*EXERCISE OBJECTIVE*
Write the material out again exactly as it stands.
§ §
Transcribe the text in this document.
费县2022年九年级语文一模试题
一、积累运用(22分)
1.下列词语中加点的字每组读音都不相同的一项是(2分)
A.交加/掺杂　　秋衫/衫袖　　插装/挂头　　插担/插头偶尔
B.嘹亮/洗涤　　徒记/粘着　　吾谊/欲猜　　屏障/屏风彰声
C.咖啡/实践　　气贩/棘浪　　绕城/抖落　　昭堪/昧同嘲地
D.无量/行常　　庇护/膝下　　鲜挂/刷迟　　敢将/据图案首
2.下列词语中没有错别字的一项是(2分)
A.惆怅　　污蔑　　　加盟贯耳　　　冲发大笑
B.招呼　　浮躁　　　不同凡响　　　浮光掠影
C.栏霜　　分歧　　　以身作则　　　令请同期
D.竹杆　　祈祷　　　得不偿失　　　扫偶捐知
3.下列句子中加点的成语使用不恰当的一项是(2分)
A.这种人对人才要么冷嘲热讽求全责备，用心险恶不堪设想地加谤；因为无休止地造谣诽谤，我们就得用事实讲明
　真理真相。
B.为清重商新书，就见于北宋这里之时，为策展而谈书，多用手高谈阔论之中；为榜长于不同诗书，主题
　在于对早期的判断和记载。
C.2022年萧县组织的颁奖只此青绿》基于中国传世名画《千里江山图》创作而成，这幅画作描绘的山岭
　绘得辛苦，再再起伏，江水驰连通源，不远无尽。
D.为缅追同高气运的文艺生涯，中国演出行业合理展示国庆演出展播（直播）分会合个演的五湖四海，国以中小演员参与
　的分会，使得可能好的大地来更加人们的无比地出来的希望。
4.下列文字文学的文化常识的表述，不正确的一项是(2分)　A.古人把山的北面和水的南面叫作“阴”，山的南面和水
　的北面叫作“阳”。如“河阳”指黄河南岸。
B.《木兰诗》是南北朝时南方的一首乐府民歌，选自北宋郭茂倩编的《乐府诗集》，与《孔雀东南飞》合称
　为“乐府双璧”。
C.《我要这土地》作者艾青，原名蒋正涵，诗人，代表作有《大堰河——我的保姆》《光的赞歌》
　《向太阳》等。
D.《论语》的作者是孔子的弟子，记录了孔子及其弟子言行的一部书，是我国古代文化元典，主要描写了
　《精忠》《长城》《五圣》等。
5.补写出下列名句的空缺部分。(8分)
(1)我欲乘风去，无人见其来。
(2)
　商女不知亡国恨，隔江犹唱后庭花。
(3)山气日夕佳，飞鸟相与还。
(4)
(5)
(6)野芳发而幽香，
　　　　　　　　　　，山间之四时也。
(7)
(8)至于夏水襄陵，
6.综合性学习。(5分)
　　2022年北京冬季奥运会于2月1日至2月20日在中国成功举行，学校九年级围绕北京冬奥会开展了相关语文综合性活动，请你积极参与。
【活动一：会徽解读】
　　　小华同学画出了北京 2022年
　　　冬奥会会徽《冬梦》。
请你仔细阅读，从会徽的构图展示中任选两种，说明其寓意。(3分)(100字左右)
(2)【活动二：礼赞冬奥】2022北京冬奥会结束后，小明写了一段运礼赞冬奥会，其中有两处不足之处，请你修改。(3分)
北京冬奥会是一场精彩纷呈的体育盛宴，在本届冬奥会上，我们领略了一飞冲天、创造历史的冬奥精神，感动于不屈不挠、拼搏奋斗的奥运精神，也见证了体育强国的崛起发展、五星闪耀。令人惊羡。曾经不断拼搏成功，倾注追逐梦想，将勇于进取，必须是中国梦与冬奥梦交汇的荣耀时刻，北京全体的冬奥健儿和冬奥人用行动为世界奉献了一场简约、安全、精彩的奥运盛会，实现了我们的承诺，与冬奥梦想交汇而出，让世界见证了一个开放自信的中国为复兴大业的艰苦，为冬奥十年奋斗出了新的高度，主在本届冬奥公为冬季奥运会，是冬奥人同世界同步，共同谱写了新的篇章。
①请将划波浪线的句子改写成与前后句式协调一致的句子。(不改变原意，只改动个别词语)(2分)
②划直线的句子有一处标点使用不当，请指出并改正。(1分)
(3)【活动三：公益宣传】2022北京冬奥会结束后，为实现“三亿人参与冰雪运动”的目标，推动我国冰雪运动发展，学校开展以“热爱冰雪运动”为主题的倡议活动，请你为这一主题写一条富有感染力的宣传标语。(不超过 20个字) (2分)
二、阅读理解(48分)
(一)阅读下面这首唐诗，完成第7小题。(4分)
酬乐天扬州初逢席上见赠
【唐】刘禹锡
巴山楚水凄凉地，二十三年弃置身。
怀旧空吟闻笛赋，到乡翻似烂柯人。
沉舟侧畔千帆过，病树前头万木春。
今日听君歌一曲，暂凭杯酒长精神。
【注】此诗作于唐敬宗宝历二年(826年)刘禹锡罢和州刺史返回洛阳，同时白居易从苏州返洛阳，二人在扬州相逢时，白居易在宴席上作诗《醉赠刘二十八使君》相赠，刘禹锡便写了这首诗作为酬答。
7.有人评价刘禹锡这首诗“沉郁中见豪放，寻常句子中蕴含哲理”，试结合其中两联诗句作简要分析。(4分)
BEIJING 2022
§ §
*RESPONSE BELOW*
Transcribe the text in this document.
费县2022年九年级语文一模试题
一、积累运用(22分)
1.下列词语中加点的字每组读音都不相同的一项是(2分)
A.交加/掺杂　　秋衫/衫袖　　插装/挂头　　插担/插头偶尔
B.嘹亮/洗涤　　徒记/粘着　　吾谊/欲猜　　屏障/屏风彰声
C.咖啡/实践　　气贩/棘浪　　绕城/抖落　　昭堪/昧同嘲地
D.无量/行常　　庇护/膝下　　鲜挂/刷迟　　敢将/据图案首
2.下列词语中没有错别字的一项是(2分)
A.惆怅　　污蔑　　　加盟贯耳　　　冲发大笑
B.招呼　　浮躁　　　不同凡响　　　浮光掠影
C.栏霜　　分歧　　　以身作则　　　令请同期
D.竹杆　　祈祷　　　得不偿失　　　扫偶捐知
3.下列句子中加点的成语使用不恰当的一项是(2分)
A.这种人对人才要么冷嘲热讽求全责备，用心险恶不堪设想地加谤；因为无休止地造谣诽谤，我们就得用事实讲明
　真理真相。
B.为清重商新书，就见于北宋这里之时，为策展而谈书，多用手高谈阔论之中；为榜长于不同诗书，主题
　在于对早期的判断和记载。
C.2022年萧县组织的颁奖只此青绿》基于中国传世名画《千里江山图》创作而成，这幅画作描绘的山岭
　绘得辛苦，再再起伏，江水驰连通源，不远无尽。
D.为缅追同高气运的文艺生涯，中国演出行业合理展示国庆演出展播（直播）分会合个演的五湖四海，国以中小演员参与
　的分会，使得可能好的大地来更加人们的无比地出来的希望。
4.下列文字文学的文化常识的表述，不正确的一项是(2分)　A.古人把山的北面和水的南面叫作“阴”，山的南面和水
　的北面叫作“阳”。如“河阳”指黄河南岸。
B.《木兰诗》是南北朝时南方的一首乐府民歌，选自北宋郭茂倩编的《乐府诗集》，与《孔雀东南飞》合称
　为“乐府双璧”。
C.《我要这土地》作者艾青，原名蒋正涵，诗人，代表作有《大堰河——我的保姆》《光的赞歌》
　《向太阳》等。
D.《论语》的作者是孔子的弟子，记录了孔子及其弟子言行的一部书，是我国古代文化元典，主要描写了
　《精忠》《长城》《五圣》等。
5.补写出下列名句的空缺部分。(8分)
(1)我欲乘风去，无人见其来。
(2)
　商女不知亡国恨，隔江犹唱后庭花。
(3)山气日夕佳，飞鸟相与还。
(4)
(5)
(6)野芳发而幽香，
　　　　　　　　　　，山间之四时也。
(7)
(8)至于夏水襄陵，
6.综合性学习。(5分)
　　2022年北京冬季奥运会于2月1日至2月20日在中国成功举行，学校九年级围绕北京冬奥会开展了相关语文综合性活动，请你积极参与。
【活动一：会徽解读】
　　　小华同学画出了北京 2022年
　　　冬奥会会徽《冬梦》。
请你仔细阅读，从会徽的构图展示中任选两种，说明其寓意。(3分)(100字左右)
(2)【活动二：礼赞冬奥】2022北京冬奥会结束后，小明写了一段运礼赞冬奥会，其中有两处不足之处，请你修改。(3分)
北京冬奥会是一场精彩纷呈的体育盛宴，在本届冬奥会上，我们领略了一飞冲天、创造历史的冬奥精神，感动于不屈不挠、拼搏奋斗的奥运精神，也见证了体育强国的崛起发展、五星闪耀。令人惊羡。曾经不断拼搏成功，倾注追逐梦想，将勇于进取，必须是中国梦与冬奥梦交汇的荣耀时刻，北京全体的冬奥健儿和冬奥人用行动为世界奉献了一场简约、安全、精彩的奥运盛会，实现了我们的承诺，与冬奥梦想交汇而出，让世界见证了一个开放自信的中国为复兴大业的艰苦，为冬奥十年奋斗出了新的高度，主在本届冬奥公为冬季奥运会，是冬奥人同世界同步，共同谱写了新的篇章。
①请将划波浪线的句子改写成与前后句式协调一致的句子。(不改变原意，只改动个别词语)(2分)
②划直线的句子有一处标点使用不当，请指出并改正。(1分)
(3)【活动三：公益宣传】2022北京冬奥会结束后，为实现“三亿人参与冰雪运动”的目标，推动我国冰雪运动发展，学校开展以“热爱冰雪运动”为主题的倡议活动，请你为这一主题写一条富有感染力的宣传标语。(不超过 20个字) (2分)
二、阅读理解(48分)
(一)阅读下面这首唐诗，完成第7小题。(4分)
酬乐天扬州初逢席上见赠
【唐】刘禹锡
巴山楚水凄凉地，二十三年弃置身。
怀旧空吟闻笛赋，到乡翻似烂柯人。
沉舟侧畔千帆过，病树前头万木春。
今日听君歌一曲，暂凭杯酒长精神。
【注】此诗作于唐敬宗宝历二年(826年)刘禹锡罢和州刺史返回洛阳，同时白居易从苏州返洛阳，二人在扬州相逢时，白居易在宴席上作诗《醉赠刘二十八使君》相赠，刘禹锡便写了这首诗作为酬答。
7.有人评价刘禹锡这首诗“沉郁中见豪放，寻常句子中蕴含哲理”，试结合其中两联诗句作简要分析。(4分)
BEIJING 2022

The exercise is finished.